[Exercise input]:
+--
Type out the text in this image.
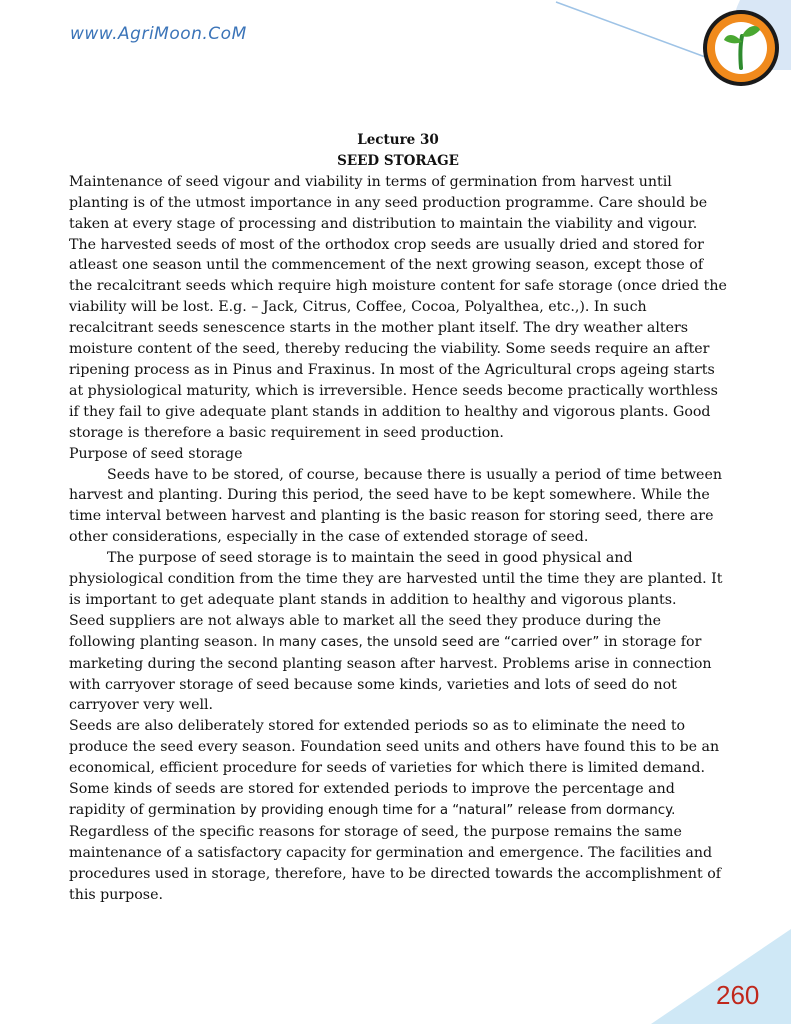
www.AgriMoon.CoM
260
Lecture 30
SEED STORAGE

Maintenance of seed vigour and viability in terms of germination from harvest until planting is of the utmost importance in any seed production programme. Care should be taken at every stage of processing and distribution to maintain the viability and vigour. The harvested seeds of most of the orthodox crop seeds are usually dried and stored for atleast one season until the commencement of the next growing season, except those of the recalcitrant seeds which require high moisture content for safe storage (once dried the viability will be lost. E.g. – Jack, Citrus, Coffee, Cocoa, Polyalthea, etc.,). In such recalcitrant seeds senescence starts in the mother plant itself. The dry weather alters moisture content of the seed, thereby reducing the viability. Some seeds require an after ripening process as in Pinus and Fraxinus. In most of the Agricultural crops ageing starts at physiological maturity, which is irreversible. Hence seeds become practically worthless if they fail to give adequate plant stands in addition to healthy and vigorous plants. Good storage is therefore a basic requirement in seed production.

Purpose of seed storage

Seeds have to be stored, of course, because there is usually a period of time between harvest and planting. During this period, the seed have to be kept somewhere. While the time interval between harvest and planting is the basic reason for storing seed, there are other considerations, especially in the case of extended storage of seed.

The purpose of seed storage is to maintain the seed in good physical and physiological condition from the time they are harvested until the time they are planted. It is important to get adequate plant stands in addition to healthy and vigorous plants.

Seed suppliers are not always able to market all the seed they produce during the following planting season. In many cases, the unsold seed are “carried over” in storage for marketing during the second planting season after harvest. Problems arise in connection with carryover storage of seed because some kinds, varieties and lots of seed do not carryover very well.

Seeds are also deliberately stored for extended periods so as to eliminate the need to produce the seed every season. Foundation seed units and others have found this to be an economical, efficient procedure for seeds of varieties for which there is limited demand. Some kinds of seeds are stored for extended periods to improve the percentage and rapidity of germination by providing enough time for a “natural” release from dormancy.

Regardless of the specific reasons for storage of seed, the purpose remains the same maintenance of a satisfactory capacity for germination and emergence. The facilities and procedures used in storage, therefore, have to be directed towards the accomplishment of this purpose.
+--
[Your task]:
Could you reproduce every record above exactly, leaving out the pictures?

[Full response]:
Type out the text in this image.
www.AgriMoon.CoM
260
Lecture 30
SEED STORAGE

Maintenance of seed vigour and viability in terms of germination from harvest until planting is of the utmost importance in any seed production programme. Care should be taken at every stage of processing and distribution to maintain the viability and vigour. The harvested seeds of most of the orthodox crop seeds are usually dried and stored for atleast one season until the commencement of the next growing season, except those of the recalcitrant seeds which require high moisture content for safe storage (once dried the viability will be lost. E.g. – Jack, Citrus, Coffee, Cocoa, Polyalthea, etc.,). In such recalcitrant seeds senescence starts in the mother plant itself. The dry weather alters moisture content of the seed, thereby reducing the viability. Some seeds require an after ripening process as in Pinus and Fraxinus. In most of the Agricultural crops ageing starts at physiological maturity, which is irreversible. Hence seeds become practically worthless if they fail to give adequate plant stands in addition to healthy and vigorous plants. Good storage is therefore a basic requirement in seed production.

Purpose of seed storage

Seeds have to be stored, of course, because there is usually a period of time between harvest and planting. During this period, the seed have to be kept somewhere. While the time interval between harvest and planting is the basic reason for storing seed, there are other considerations, especially in the case of extended storage of seed.

The purpose of seed storage is to maintain the seed in good physical and physiological condition from the time they are harvested until the time they are planted. It is important to get adequate plant stands in addition to healthy and vigorous plants.

Seed suppliers are not always able to market all the seed they produce during the following planting season. In many cases, the unsold seed are “carried over” in storage for marketing during the second planting season after harvest. Problems arise in connection with carryover storage of seed because some kinds, varieties and lots of seed do not carryover very well.

Seeds are also deliberately stored for extended periods so as to eliminate the need to produce the seed every season. Foundation seed units and others have found this to be an economical, efficient procedure for seeds of varieties for which there is limited demand. Some kinds of seeds are stored for extended periods to improve the percentage and rapidity of germination by providing enough time for a “natural” release from dormancy.

Regardless of the specific reasons for storage of seed, the purpose remains the same maintenance of a satisfactory capacity for germination and emergence. The facilities and procedures used in storage, therefore, have to be directed towards the accomplishment of this purpose.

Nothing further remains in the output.